(Dataset entries)
----------
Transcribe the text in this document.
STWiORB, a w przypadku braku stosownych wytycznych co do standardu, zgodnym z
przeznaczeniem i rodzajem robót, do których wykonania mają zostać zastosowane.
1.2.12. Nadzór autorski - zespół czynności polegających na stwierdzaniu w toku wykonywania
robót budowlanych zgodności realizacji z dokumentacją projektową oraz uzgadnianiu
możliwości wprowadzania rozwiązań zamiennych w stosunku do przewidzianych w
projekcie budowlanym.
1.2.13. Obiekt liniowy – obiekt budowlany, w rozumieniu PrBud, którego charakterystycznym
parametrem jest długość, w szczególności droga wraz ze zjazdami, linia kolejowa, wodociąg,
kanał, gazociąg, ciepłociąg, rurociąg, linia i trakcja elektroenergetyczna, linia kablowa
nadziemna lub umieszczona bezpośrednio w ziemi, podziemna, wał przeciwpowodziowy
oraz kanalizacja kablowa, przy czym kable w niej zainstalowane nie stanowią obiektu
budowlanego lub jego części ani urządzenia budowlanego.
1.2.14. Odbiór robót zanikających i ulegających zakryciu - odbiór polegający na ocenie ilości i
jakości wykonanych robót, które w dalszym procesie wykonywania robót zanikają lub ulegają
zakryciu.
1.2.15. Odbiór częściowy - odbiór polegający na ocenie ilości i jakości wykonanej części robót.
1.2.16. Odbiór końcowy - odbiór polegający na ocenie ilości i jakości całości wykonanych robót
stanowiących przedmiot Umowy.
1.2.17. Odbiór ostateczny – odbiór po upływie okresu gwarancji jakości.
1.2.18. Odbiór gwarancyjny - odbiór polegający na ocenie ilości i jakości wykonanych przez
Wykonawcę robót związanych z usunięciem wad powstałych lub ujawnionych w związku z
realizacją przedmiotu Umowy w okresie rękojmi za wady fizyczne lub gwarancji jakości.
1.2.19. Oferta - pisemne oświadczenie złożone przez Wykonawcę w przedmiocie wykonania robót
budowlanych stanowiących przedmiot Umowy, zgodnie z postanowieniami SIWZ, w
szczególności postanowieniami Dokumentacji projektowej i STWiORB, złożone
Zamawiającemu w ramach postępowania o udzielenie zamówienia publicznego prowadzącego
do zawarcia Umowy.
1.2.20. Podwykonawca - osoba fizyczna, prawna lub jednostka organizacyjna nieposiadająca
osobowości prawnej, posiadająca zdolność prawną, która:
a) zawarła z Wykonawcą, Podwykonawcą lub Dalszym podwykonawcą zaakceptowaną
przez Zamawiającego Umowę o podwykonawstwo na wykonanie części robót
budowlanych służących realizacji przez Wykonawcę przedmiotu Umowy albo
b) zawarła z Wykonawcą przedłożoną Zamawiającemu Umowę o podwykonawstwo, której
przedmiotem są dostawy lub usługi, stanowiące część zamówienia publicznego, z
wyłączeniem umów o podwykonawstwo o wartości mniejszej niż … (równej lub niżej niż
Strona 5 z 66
----------
## [WHAT YOU HAVE TO DO]
Pull out every line of the records that includes the string "szczególności".

## [SOLUTION]
parametrem jest długość, w szczególności droga wraz ze zjazdami, linia kolejowa, wodociąg,
szczególności postanowieniami Dokumentacji projektowej i STWiORB, złożone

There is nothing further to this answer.